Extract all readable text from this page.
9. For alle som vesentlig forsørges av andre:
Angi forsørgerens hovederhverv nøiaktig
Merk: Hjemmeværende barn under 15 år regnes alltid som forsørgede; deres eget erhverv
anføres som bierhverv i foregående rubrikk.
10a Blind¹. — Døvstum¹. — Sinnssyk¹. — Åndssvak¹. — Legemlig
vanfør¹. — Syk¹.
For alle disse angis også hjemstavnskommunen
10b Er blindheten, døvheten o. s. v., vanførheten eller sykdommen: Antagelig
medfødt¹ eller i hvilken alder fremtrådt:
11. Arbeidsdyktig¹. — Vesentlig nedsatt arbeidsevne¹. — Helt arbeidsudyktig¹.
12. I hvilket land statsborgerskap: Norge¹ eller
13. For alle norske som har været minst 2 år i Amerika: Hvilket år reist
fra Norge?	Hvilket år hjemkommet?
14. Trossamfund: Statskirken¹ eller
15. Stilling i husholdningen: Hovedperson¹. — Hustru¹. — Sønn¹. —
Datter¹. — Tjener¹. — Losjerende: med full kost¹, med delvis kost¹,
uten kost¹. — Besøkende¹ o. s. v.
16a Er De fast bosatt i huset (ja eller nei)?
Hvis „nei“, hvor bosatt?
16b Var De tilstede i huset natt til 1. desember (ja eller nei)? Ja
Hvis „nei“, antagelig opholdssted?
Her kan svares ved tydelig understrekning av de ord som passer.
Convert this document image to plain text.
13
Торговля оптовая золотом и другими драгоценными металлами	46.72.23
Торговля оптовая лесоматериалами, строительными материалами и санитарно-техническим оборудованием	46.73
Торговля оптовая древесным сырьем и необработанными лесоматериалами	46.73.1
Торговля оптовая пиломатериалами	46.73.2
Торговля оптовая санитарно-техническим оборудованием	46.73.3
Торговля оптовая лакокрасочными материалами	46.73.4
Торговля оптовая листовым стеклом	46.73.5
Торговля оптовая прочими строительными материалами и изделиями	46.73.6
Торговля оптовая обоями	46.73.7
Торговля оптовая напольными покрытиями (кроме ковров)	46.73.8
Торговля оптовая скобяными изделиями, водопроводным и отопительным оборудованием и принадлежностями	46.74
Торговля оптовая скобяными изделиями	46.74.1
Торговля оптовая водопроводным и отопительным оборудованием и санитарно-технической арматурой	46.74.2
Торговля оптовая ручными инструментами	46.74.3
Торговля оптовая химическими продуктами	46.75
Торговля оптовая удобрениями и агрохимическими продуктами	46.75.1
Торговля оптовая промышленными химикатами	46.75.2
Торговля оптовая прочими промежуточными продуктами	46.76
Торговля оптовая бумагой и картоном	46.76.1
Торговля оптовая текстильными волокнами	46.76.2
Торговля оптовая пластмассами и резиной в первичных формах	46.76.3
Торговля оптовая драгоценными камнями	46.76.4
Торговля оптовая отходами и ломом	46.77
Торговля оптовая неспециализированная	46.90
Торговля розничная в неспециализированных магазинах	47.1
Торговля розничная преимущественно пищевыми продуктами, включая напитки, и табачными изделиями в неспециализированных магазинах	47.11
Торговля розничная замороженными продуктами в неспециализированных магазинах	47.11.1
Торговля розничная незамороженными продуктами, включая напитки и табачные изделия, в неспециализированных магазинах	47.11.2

........

● Task details: Write out every line of the material again, exactly as it reads.

● Result for this task:
Extract all readable text from this page.
9. For alle som vesentlig forsørges av andre:
Angi forsørgerens hovederhverv nøiaktig
Merk: Hjemmeværende barn under 15 år regnes alltid som forsørgede; deres eget erhverv
anføres som bierhverv i foregående rubrikk.
10a Blind¹. — Døvstum¹. — Sinnssyk¹. — Åndssvak¹. — Legemlig
vanfør¹. — Syk¹.
For alle disse angis også hjemstavnskommunen
10b Er blindheten, døvheten o. s. v., vanførheten eller sykdommen: Antagelig
medfødt¹ eller i hvilken alder fremtrådt:
11. Arbeidsdyktig¹. — Vesentlig nedsatt arbeidsevne¹. — Helt arbeidsudyktig¹.
12. I hvilket land statsborgerskap: Norge¹ eller
13. For alle norske som har været minst 2 år i Amerika: Hvilket år reist
fra Norge?	Hvilket år hjemkommet?
14. Trossamfund: Statskirken¹ eller
15. Stilling i husholdningen: Hovedperson¹. — Hustru¹. — Sønn¹. —
Datter¹. — Tjener¹. — Losjerende: med full kost¹, med delvis kost¹,
uten kost¹. — Besøkende¹ o. s. v.
16a Er De fast bosatt i huset (ja eller nei)?
Hvis „nei“, hvor bosatt?
16b Var De tilstede i huset natt til 1. desember (ja eller nei)? Ja
Hvis „nei“, antagelig opholdssted?
Her kan svares ved tydelig understrekning av de ord som passer.
Convert this document image to plain text.
13
Торговля оптовая золотом и другими драгоценными металлами	46.72.23
Торговля оптовая лесоматериалами, строительными материалами и санитарно-техническим оборудованием	46.73
Торговля оптовая древесным сырьем и необработанными лесоматериалами	46.73.1
Торговля оптовая пиломатериалами	46.73.2
Торговля оптовая санитарно-техническим оборудованием	46.73.3
Торговля оптовая лакокрасочными материалами	46.73.4
Торговля оптовая листовым стеклом	46.73.5
Торговля оптовая прочими строительными материалами и изделиями	46.73.6
Торговля оптовая обоями	46.73.7
Торговля оптовая напольными покрытиями (кроме ковров)	46.73.8
Торговля оптовая скобяными изделиями, водопроводным и отопительным оборудованием и принадлежностями	46.74
Торговля оптовая скобяными изделиями	46.74.1
Торговля оптовая водопроводным и отопительным оборудованием и санитарно-технической арматурой	46.74.2
Торговля оптовая ручными инструментами	46.74.3
Торговля оптовая химическими продуктами	46.75
Торговля оптовая удобрениями и агрохимическими продуктами	46.75.1
Торговля оптовая промышленными химикатами	46.75.2
Торговля оптовая прочими промежуточными продуктами	46.76
Торговля оптовая бумагой и картоном	46.76.1
Торговля оптовая текстильными волокнами	46.76.2
Торговля оптовая пластмассами и резиной в первичных формах	46.76.3
Торговля оптовая драгоценными камнями	46.76.4
Торговля оптовая отходами и ломом	46.77
Торговля оптовая неспециализированная	46.90
Торговля розничная в неспециализированных магазинах	47.1
Торговля розничная преимущественно пищевыми продуктами, включая напитки, и табачными изделиями в неспециализированных магазинах	47.11
Торговля розничная замороженными продуктами в неспециализированных магазинах	47.11.1
Торговля розничная незамороженными продуктами, включая напитки и табачные изделия, в неспециализированных магазинах	47.11.2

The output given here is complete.